* Set problem
Carry on the forum thread about the pet rat that turned out to be male, starting right after its final line.

# SUPRISE, SUPRISE!



## Dusk (Nov 20, 2007)

So me and my mom were looking over my rat and we made the shocking discovery that what we thought was a girl, turned out to be a boy! 8O 8O 

I want to rename him, but have no idea as to what. So feel free to give suggesstions!

Anywho, here HE is:

http://img107.imageshack.us/img107/6425/1120071600sm6.jpg

http://img208.imageshack.us/img208/2968/c2ww4.jpg

So, thats my baby!

NOTE: The pictures were taken by a crappy cell phone camera, because its all i have, so, they, uh, suck, and are VERY small.


----------



## madeittothemoon (Nov 1, 2007)

Awww... how old is he? I've always liked the name Malakai for boys.


----------



## Dusk (Nov 20, 2007)

He is about a year old. Thats a cool name, I was thinking about something cute, like Zipper or something.


----------



## Forensic (Apr 12, 2007)

How young was she? They're kinda hard to mistake after a certain point. :lol:

Coffee still works for a boy rat... Or how about... Snickers.


----------



## AustinXAPMX3 (Oct 23, 2007)

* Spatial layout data
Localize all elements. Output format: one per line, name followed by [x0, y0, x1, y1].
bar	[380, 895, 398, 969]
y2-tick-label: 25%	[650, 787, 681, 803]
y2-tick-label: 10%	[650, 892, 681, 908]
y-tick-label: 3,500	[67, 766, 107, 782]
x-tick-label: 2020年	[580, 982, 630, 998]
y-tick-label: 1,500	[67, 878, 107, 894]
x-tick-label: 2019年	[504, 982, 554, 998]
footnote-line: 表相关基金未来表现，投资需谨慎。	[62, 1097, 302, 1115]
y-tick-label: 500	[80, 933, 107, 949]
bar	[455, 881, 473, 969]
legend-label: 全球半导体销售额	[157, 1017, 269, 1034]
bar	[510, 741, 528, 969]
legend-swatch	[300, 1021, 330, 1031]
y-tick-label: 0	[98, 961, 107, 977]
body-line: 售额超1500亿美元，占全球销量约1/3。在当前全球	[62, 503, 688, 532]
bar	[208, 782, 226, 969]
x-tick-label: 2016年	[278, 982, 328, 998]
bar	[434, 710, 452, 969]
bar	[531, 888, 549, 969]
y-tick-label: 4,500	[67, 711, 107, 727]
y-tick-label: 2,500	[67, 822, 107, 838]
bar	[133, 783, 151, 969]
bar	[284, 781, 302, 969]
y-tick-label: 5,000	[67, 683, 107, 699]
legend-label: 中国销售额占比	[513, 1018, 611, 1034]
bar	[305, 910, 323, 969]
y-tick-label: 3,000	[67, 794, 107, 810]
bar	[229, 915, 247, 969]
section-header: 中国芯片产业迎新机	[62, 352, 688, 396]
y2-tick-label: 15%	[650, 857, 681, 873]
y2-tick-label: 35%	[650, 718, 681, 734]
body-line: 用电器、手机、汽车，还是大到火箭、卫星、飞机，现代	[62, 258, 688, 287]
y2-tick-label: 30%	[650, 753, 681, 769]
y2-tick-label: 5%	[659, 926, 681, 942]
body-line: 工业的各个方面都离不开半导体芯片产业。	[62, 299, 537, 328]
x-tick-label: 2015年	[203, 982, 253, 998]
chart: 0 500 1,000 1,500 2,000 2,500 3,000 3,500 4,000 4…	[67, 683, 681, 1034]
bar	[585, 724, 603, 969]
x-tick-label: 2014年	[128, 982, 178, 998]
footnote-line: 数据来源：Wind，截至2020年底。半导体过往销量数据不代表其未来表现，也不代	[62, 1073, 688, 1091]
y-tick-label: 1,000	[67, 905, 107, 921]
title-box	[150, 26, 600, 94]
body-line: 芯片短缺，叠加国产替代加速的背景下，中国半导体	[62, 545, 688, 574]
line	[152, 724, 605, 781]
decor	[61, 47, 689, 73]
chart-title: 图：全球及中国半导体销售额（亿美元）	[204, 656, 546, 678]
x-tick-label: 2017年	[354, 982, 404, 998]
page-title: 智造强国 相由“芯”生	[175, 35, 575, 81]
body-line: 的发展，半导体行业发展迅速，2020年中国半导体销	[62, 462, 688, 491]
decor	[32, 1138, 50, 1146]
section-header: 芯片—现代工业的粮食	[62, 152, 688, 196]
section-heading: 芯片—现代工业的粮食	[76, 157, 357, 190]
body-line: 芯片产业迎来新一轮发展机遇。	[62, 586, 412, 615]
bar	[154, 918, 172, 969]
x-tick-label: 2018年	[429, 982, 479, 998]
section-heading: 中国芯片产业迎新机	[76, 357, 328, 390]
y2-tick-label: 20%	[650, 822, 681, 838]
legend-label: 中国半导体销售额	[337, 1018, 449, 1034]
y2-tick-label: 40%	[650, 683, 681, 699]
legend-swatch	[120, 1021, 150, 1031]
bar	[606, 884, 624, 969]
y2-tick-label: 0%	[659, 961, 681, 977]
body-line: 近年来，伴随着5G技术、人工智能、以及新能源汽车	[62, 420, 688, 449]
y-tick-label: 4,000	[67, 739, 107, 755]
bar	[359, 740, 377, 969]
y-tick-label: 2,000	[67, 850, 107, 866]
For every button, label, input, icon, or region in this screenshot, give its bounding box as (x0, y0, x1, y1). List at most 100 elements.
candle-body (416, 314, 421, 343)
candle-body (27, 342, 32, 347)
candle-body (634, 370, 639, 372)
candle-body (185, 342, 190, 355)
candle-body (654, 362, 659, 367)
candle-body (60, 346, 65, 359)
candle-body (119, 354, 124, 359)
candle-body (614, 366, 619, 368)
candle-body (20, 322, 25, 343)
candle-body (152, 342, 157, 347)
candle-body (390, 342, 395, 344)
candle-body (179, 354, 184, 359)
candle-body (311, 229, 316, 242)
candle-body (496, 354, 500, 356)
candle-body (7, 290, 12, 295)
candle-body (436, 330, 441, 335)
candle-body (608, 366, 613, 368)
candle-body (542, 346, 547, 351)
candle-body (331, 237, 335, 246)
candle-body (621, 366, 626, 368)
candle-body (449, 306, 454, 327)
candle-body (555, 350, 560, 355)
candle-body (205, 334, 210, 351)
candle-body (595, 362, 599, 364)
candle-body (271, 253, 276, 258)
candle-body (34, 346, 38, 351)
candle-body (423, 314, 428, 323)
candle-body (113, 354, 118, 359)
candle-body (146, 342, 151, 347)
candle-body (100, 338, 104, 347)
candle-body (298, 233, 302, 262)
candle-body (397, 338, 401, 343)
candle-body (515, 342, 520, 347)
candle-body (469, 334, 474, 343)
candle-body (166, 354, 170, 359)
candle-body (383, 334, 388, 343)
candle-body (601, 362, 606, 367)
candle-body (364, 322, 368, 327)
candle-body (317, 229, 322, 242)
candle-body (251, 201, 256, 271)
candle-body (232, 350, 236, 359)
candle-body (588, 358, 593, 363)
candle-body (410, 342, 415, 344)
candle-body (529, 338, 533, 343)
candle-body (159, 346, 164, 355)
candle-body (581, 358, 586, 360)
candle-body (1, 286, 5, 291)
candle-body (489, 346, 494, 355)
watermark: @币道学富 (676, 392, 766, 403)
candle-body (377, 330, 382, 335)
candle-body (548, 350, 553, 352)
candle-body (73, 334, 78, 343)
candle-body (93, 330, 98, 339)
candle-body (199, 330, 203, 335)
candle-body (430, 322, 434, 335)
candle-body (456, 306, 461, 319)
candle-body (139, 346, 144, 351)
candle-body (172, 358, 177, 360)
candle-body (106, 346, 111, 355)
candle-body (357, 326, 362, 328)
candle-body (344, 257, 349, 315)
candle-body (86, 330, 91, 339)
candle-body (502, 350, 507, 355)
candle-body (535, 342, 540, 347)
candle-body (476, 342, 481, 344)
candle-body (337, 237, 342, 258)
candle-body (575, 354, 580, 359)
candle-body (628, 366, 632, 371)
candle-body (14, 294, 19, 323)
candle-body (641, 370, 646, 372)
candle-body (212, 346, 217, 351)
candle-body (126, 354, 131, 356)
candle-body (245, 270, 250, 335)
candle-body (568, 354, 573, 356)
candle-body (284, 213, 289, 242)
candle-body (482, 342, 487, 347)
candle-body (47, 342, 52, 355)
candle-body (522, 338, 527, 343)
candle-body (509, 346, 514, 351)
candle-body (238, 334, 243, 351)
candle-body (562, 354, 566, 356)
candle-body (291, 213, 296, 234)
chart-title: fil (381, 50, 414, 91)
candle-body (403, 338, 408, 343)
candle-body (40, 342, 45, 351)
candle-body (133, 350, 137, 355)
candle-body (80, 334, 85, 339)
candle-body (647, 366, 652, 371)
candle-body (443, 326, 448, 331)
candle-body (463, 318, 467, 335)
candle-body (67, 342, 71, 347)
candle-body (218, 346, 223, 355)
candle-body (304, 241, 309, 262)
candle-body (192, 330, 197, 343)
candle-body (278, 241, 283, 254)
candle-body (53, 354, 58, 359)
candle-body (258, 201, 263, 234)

* Result below
Ya, Snickers is a great name! Here is a great site for picking a name. You can search for names and search for words in meaning. You can type in things about his personality and a name will come up. Some of them are not English. Its a cool site, i hope you use it 
http://www.behindthename.com/


----------



## Dusk (Nov 20, 2007)

Snickers is cute... I had decided on a name, but now I have to rethink. Thanks for the site, I definately will check it out.


----------



## AustinXAPMX3 (Oct 23, 2007)

What was the name you decided on?


----------



## Dusk (Nov 20, 2007)

It was Zipper, but im torn between that and Snickers...


----------



## AustinXAPMX3 (Oct 23, 2007)

Oh lol


----------



## Dusk (Nov 20, 2007)

So I decided on the name Zipper! Thanks for all the suggestions!!


----------



## AustinXAPMX3 (Oct 23, 2007)

YAY Zipper!


----------



## Dusk (Nov 20, 2007)

YAY!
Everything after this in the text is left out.